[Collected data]
----

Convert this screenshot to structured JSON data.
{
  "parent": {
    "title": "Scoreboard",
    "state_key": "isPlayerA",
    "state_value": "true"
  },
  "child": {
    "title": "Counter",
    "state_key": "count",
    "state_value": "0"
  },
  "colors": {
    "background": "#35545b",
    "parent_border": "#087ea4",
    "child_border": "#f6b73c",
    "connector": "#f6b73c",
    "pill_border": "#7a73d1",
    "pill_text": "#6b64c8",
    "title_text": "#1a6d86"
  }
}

----

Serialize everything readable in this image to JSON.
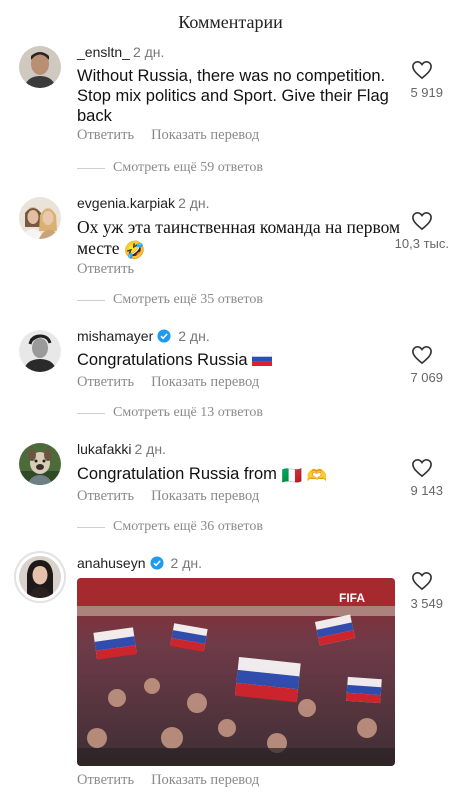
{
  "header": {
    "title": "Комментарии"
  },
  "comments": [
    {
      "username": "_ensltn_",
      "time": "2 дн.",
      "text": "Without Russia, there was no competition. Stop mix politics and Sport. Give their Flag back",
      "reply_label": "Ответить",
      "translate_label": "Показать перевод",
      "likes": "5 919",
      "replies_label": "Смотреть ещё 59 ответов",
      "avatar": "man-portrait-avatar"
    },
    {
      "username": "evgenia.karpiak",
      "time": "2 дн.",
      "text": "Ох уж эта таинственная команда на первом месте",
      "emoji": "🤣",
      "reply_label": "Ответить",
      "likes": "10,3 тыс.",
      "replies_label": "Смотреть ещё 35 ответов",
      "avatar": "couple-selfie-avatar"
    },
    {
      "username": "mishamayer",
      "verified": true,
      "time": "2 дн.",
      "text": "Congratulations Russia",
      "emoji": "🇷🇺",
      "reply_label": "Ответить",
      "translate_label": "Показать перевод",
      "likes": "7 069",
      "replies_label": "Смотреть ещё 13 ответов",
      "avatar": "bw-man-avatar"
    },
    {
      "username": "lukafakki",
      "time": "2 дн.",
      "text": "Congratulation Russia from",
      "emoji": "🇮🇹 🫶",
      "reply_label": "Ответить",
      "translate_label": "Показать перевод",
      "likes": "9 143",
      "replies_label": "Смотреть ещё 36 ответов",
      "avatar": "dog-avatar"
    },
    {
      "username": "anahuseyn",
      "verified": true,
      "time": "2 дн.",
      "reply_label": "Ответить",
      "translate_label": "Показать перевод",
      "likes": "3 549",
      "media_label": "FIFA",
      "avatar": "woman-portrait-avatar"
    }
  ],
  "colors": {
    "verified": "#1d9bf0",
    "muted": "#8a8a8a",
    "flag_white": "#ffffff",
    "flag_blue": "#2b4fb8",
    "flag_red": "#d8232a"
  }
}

----

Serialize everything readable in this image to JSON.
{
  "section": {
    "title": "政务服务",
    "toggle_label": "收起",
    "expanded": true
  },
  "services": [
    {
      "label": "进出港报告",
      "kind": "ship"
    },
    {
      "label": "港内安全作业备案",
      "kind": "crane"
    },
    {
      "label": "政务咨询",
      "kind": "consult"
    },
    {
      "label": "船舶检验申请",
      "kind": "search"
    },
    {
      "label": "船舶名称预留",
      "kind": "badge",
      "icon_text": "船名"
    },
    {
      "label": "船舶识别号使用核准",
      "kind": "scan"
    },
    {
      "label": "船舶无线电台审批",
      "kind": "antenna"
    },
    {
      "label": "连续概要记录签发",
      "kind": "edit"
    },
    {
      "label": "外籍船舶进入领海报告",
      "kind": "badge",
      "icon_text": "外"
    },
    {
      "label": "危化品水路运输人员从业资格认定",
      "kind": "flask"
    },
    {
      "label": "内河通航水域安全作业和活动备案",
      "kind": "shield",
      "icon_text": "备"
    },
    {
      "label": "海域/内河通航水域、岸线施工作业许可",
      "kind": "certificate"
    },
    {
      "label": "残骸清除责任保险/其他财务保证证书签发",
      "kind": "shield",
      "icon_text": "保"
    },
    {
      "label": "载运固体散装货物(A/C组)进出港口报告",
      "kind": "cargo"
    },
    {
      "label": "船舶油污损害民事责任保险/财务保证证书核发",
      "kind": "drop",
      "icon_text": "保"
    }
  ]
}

----

- WHAT YOU HAVE TO DO -
Pick each line holding the word "Смотреть" out of the data and copy it.

- COMPLETE OUTPUT -
      "replies_label": "Смотреть ещё 59 ответов",
      "replies_label": "Смотреть ещё 35 ответов",
      "replies_label": "Смотреть ещё 13 ответов",
      "replies_label": "Смотреть ещё 36 ответов",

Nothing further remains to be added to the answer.